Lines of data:

▼▼▼

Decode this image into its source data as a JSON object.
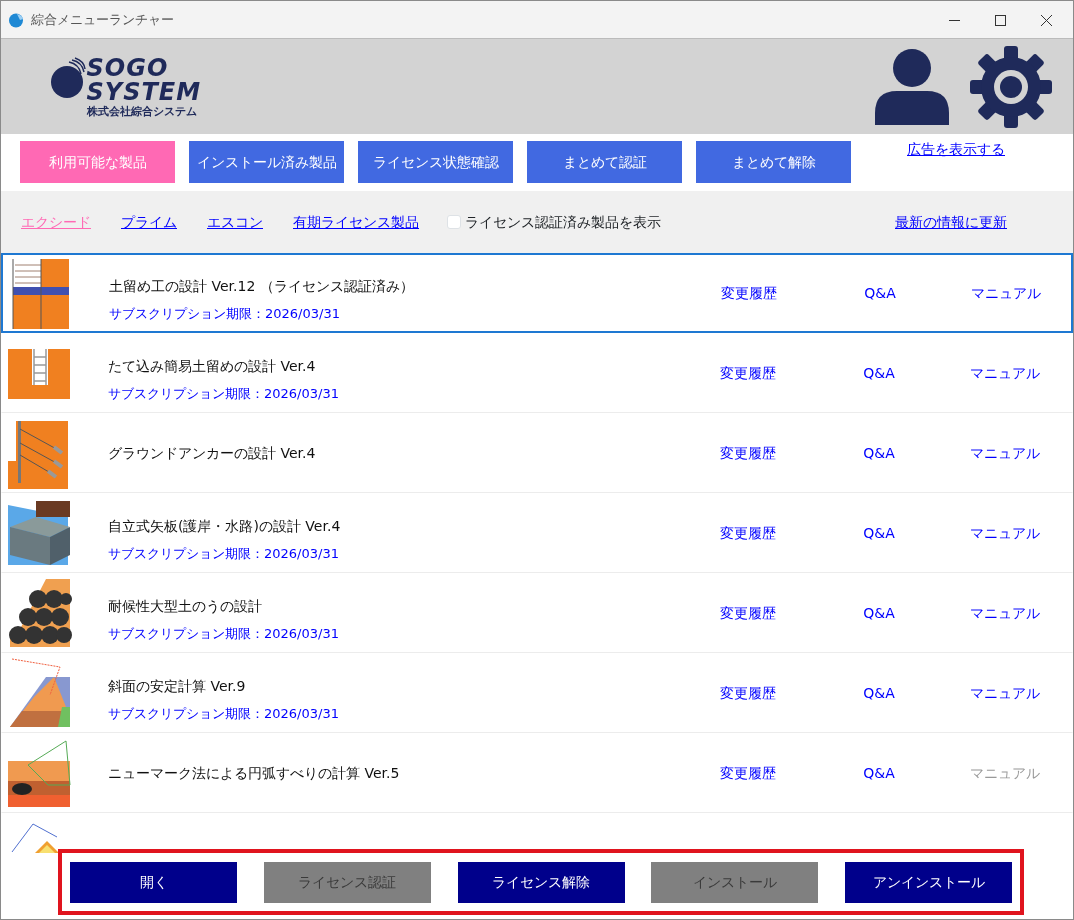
{
  "window": {
    "title": "綜合メニューランチャー"
  },
  "logo": {
    "line_1": "SOGO",
    "line_2": "SYSTEM",
    "company": "株式会社綜合システム"
  },
  "tabs": [
    {
      "label": "利用可能な製品",
      "selected": true
    },
    {
      "label": "インストール済み製品",
      "selected": false
    },
    {
      "label": "ライセンス状態確認",
      "selected": false
    },
    {
      "label": "まとめて認証",
      "selected": false
    },
    {
      "label": "まとめて解除",
      "selected": false
    }
  ],
  "ad_link": "広告を表示する",
  "filters": [
    {
      "label": "エクシード",
      "selected": true
    },
    {
      "label": "プライム",
      "selected": false
    },
    {
      "label": "エスコン",
      "selected": false
    },
    {
      "label": "有期ライセンス製品",
      "selected": false
    }
  ],
  "show_licensed": {
    "label": "ライセンス認証済み製品を表示",
    "checked": false
  },
  "refresh_link": "最新の情報に更新",
  "products": [
    {
      "kind": "retaining-wall",
      "name": "土留め工の設計 Ver.12 （ライセンス認証済み）",
      "subscription": "サブスクリプション期限：2026/03/31",
      "selected": true,
      "history": "変更履歴",
      "qa": "Q&A",
      "manual": {
        "label": "マニュアル",
        "disabled": false
      }
    },
    {
      "kind": "trench",
      "name": "たて込み簡易土留めの設計 Ver.4",
      "subscription": "サブスクリプション期限：2026/03/31",
      "selected": false,
      "history": "変更履歴",
      "qa": "Q&A",
      "manual": {
        "label": "マニュアル",
        "disabled": false
      }
    },
    {
      "kind": "anchor",
      "name": "グラウンドアンカーの設計 Ver.4",
      "selected": false,
      "history": "変更履歴",
      "qa": "Q&A",
      "manual": {
        "label": "マニュアル",
        "disabled": false
      }
    },
    {
      "kind": "sheet-pile",
      "name": "自立式矢板(護岸・水路)の設計 Ver.4",
      "subscription": "サブスクリプション期限：2026/03/31",
      "selected": false,
      "history": "変更履歴",
      "qa": "Q&A",
      "manual": {
        "label": "マニュアル",
        "disabled": false
      }
    },
    {
      "kind": "sandbag",
      "name": "耐候性大型土のうの設計",
      "subscription": "サブスクリプション期限：2026/03/31",
      "selected": false,
      "history": "変更履歴",
      "qa": "Q&A",
      "manual": {
        "label": "マニュアル",
        "disabled": false
      }
    },
    {
      "kind": "slope",
      "name": "斜面の安定計算 Ver.9",
      "subscription": "サブスクリプション期限：2026/03/31",
      "selected": false,
      "history": "変更履歴",
      "qa": "Q&A",
      "manual": {
        "label": "マニュアル",
        "disabled": false
      }
    },
    {
      "kind": "newmark",
      "name": "ニューマーク法による円弧すべりの計算 Ver.5",
      "selected": false,
      "history": "変更履歴",
      "qa": "Q&A",
      "manual": {
        "label": "マニュアル",
        "disabled": true
      }
    }
  ],
  "actions": [
    {
      "label": "開く",
      "disabled": false
    },
    {
      "label": "ライセンス認証",
      "disabled": true
    },
    {
      "label": "ライセンス解除",
      "disabled": false
    },
    {
      "label": "インストール",
      "disabled": true
    },
    {
      "label": "アンインストール",
      "disabled": false
    }
  ]
}
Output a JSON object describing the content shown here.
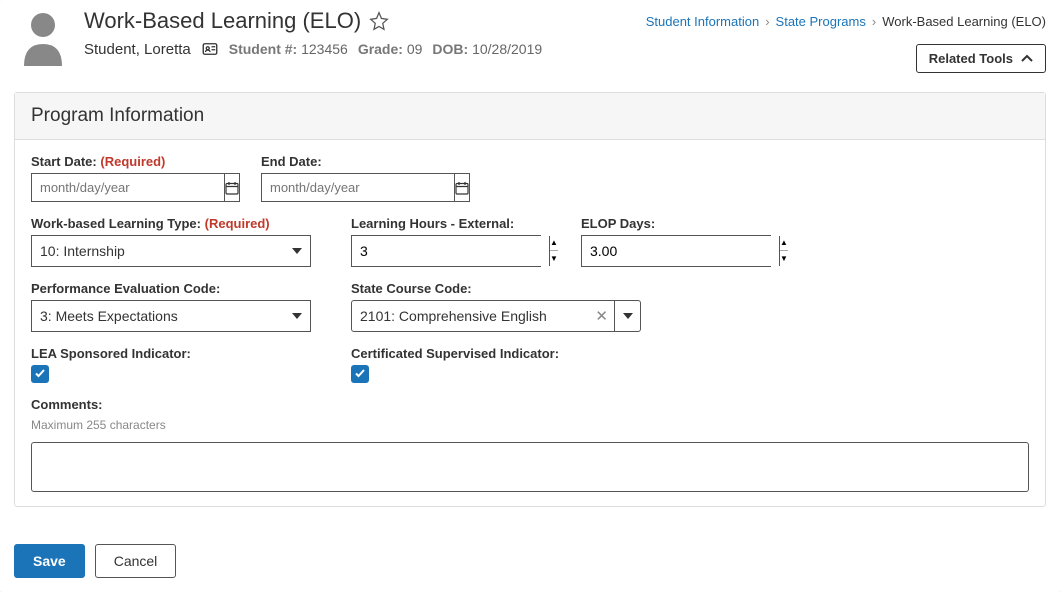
{
  "header": {
    "title": "Work-Based Learning (ELO)",
    "breadcrumb": {
      "link1": "Student Information",
      "link2": "State Programs",
      "current": "Work-Based Learning (ELO)"
    },
    "student": {
      "name": "Student, Loretta",
      "number_label": "Student #:",
      "number": "123456",
      "grade_label": "Grade:",
      "grade": "09",
      "dob_label": "DOB:",
      "dob": "10/28/2019"
    },
    "related_tools": "Related Tools"
  },
  "panel": {
    "title": "Program Information",
    "start_date": {
      "label": "Start Date:",
      "required": "(Required)",
      "placeholder": "month/day/year"
    },
    "end_date": {
      "label": "End Date:",
      "placeholder": "month/day/year"
    },
    "wbl_type": {
      "label": "Work-based Learning Type:",
      "required": "(Required)",
      "value": "10: Internship"
    },
    "hours_ext": {
      "label": "Learning Hours - External:",
      "value": "3"
    },
    "elop_days": {
      "label": "ELOP Days:",
      "value": "3.00"
    },
    "perf_code": {
      "label": "Performance Evaluation Code:",
      "value": "3: Meets Expectations"
    },
    "course_code": {
      "label": "State Course Code:",
      "value": "2101: Comprehensive English"
    },
    "lea": {
      "label": "LEA Sponsored Indicator:"
    },
    "cert": {
      "label": "Certificated Supervised Indicator:"
    },
    "comments": {
      "label": "Comments:",
      "hint": "Maximum 255 characters"
    }
  },
  "footer": {
    "save": "Save",
    "cancel": "Cancel"
  }
}
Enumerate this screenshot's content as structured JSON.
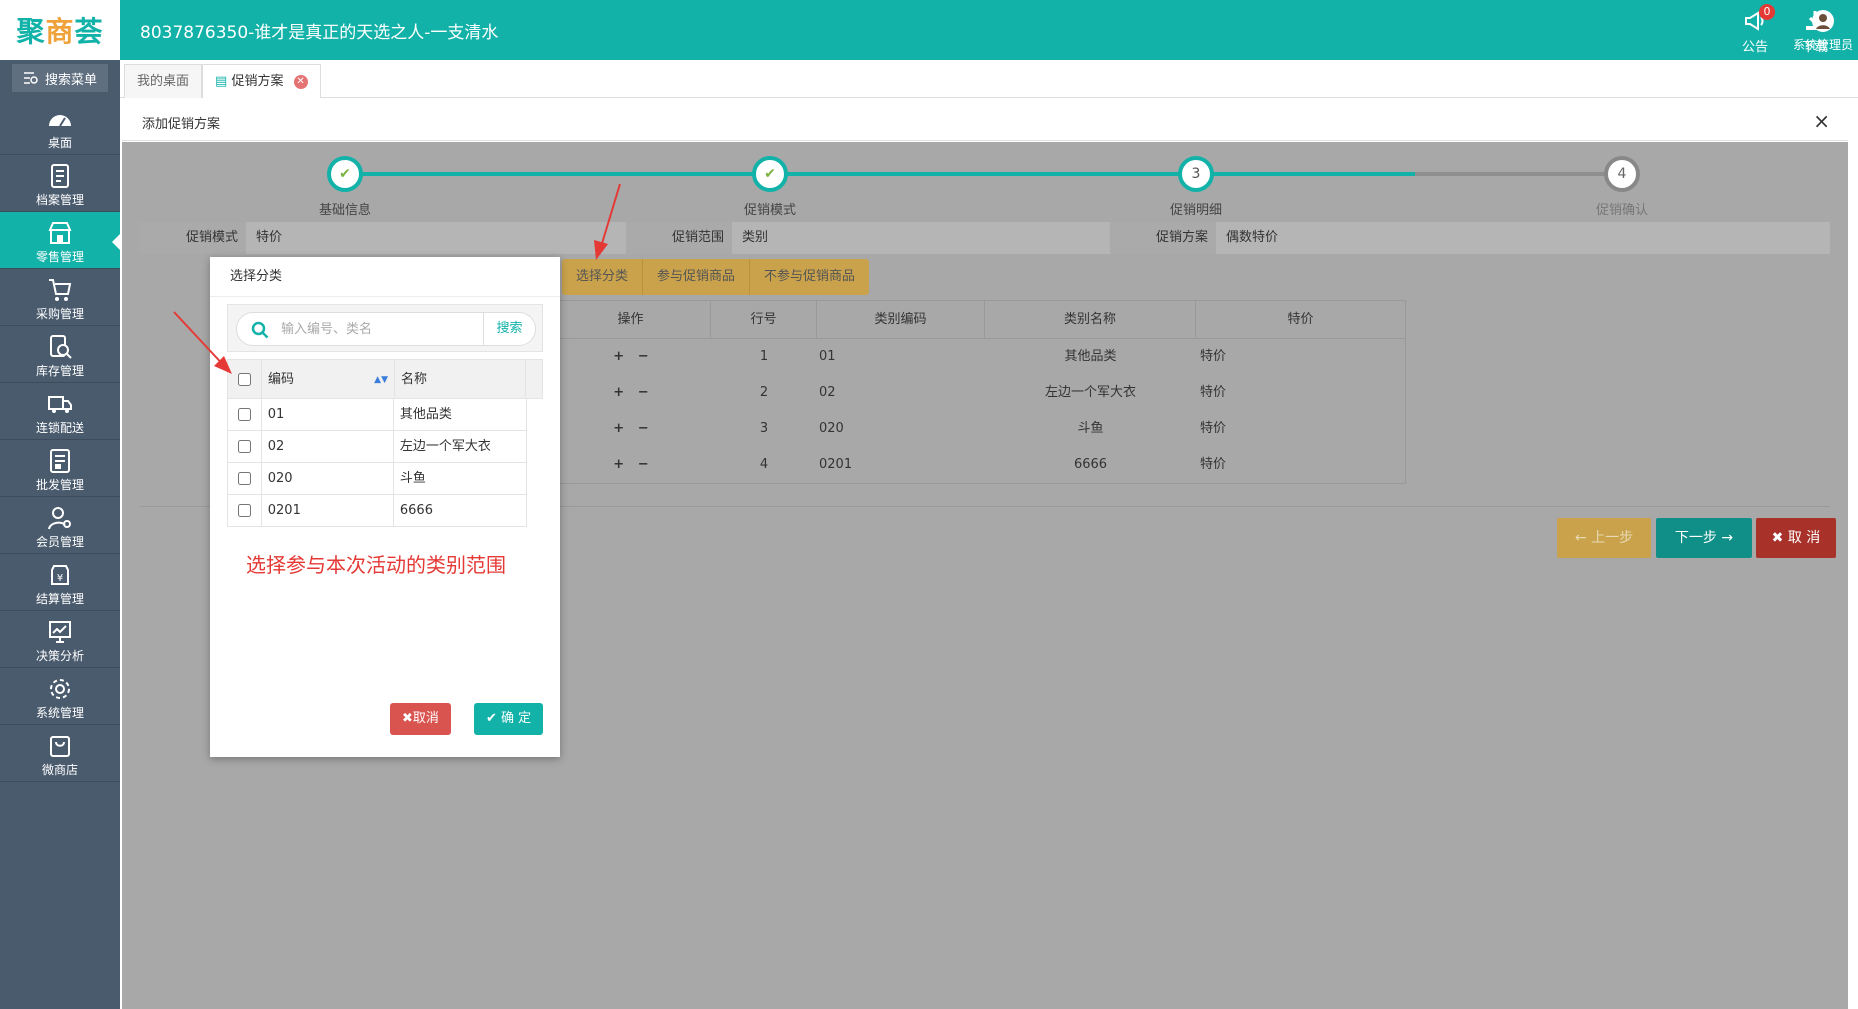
{
  "app": {
    "logo_pre": "聚",
    "logo_mid": "商",
    "logo_post": "荟",
    "title": "8037876350-谁才是真正的天选之人-一支清水"
  },
  "top_tools": {
    "notice_label": "公告",
    "notice_count": "0",
    "download_label": "下载",
    "user_label": "系统管理员"
  },
  "sidebar": {
    "search_label": "搜索菜单",
    "items": [
      {
        "label": "桌面",
        "icon": "dashboard-icon"
      },
      {
        "label": "档案管理",
        "icon": "archive-icon"
      },
      {
        "label": "零售管理",
        "icon": "store-icon"
      },
      {
        "label": "采购管理",
        "icon": "cart-icon"
      },
      {
        "label": "库存管理",
        "icon": "inventory-icon"
      },
      {
        "label": "连锁配送",
        "icon": "truck-icon"
      },
      {
        "label": "批发管理",
        "icon": "wholesale-icon"
      },
      {
        "label": "会员管理",
        "icon": "member-icon"
      },
      {
        "label": "结算管理",
        "icon": "settlement-icon"
      },
      {
        "label": "决策分析",
        "icon": "chart-icon"
      },
      {
        "label": "系统管理",
        "icon": "gear-icon"
      },
      {
        "label": "微商店",
        "icon": "shop-bag-icon"
      }
    ]
  },
  "tabs": [
    {
      "label": "我的桌面"
    },
    {
      "label": "促销方案"
    }
  ],
  "panel": {
    "title": "添加促销方案",
    "close": "×"
  },
  "steps": [
    {
      "label": "基础信息",
      "mark": "✔"
    },
    {
      "label": "促销模式",
      "mark": "✔"
    },
    {
      "label": "促销明细",
      "mark": "3"
    },
    {
      "label": "促销确认",
      "mark": "4"
    }
  ],
  "info": {
    "mode_key": "促销模式",
    "mode_val": "特价",
    "scope_key": "促销范围",
    "scope_val": "类别",
    "plan_key": "促销方案",
    "plan_val": "偶数特价"
  },
  "subtabs": [
    "选择分类",
    "参与促销商品",
    "不参与促销商品"
  ],
  "main_table": {
    "headers": [
      "操作",
      "行号",
      "类别编码",
      "类别名称",
      "特价"
    ],
    "rows": [
      {
        "row": "1",
        "code": "01",
        "name": "其他品类",
        "price": "特价"
      },
      {
        "row": "2",
        "code": "02",
        "name": "左边一个军大衣",
        "price": "特价"
      },
      {
        "row": "3",
        "code": "020",
        "name": "斗鱼",
        "price": "特价"
      },
      {
        "row": "4",
        "code": "0201",
        "name": "6666",
        "price": "特价"
      }
    ]
  },
  "buttons": {
    "prev": "上一步",
    "next": "下一步",
    "cancel": "取 消"
  },
  "modal": {
    "title": "选择分类",
    "search_placeholder": "输入编号、类名",
    "search_button": "搜索",
    "col_code": "编码",
    "col_name": "名称",
    "rows": [
      {
        "code": "01",
        "name": "其他品类"
      },
      {
        "code": "02",
        "name": "左边一个军大衣"
      },
      {
        "code": "020",
        "name": "斗鱼"
      },
      {
        "code": "0201",
        "name": "6666"
      }
    ],
    "note": "选择参与本次活动的类别范围",
    "cancel": "取消",
    "confirm": "确 定"
  },
  "colors": {
    "brand": "#12b2a9",
    "sidebar": "#4a5b6e",
    "warning": "#c9a24b",
    "danger": "#c0392b",
    "annotation": "#e53935"
  }
}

▲▲▲

WHAT THE TASK REQUIRES: Show every line from the entries above in which "object" appears.

CORRECT ANSWER:
Decode this image into its source data as a JSON object.
Output a JSON object describing the content shown here.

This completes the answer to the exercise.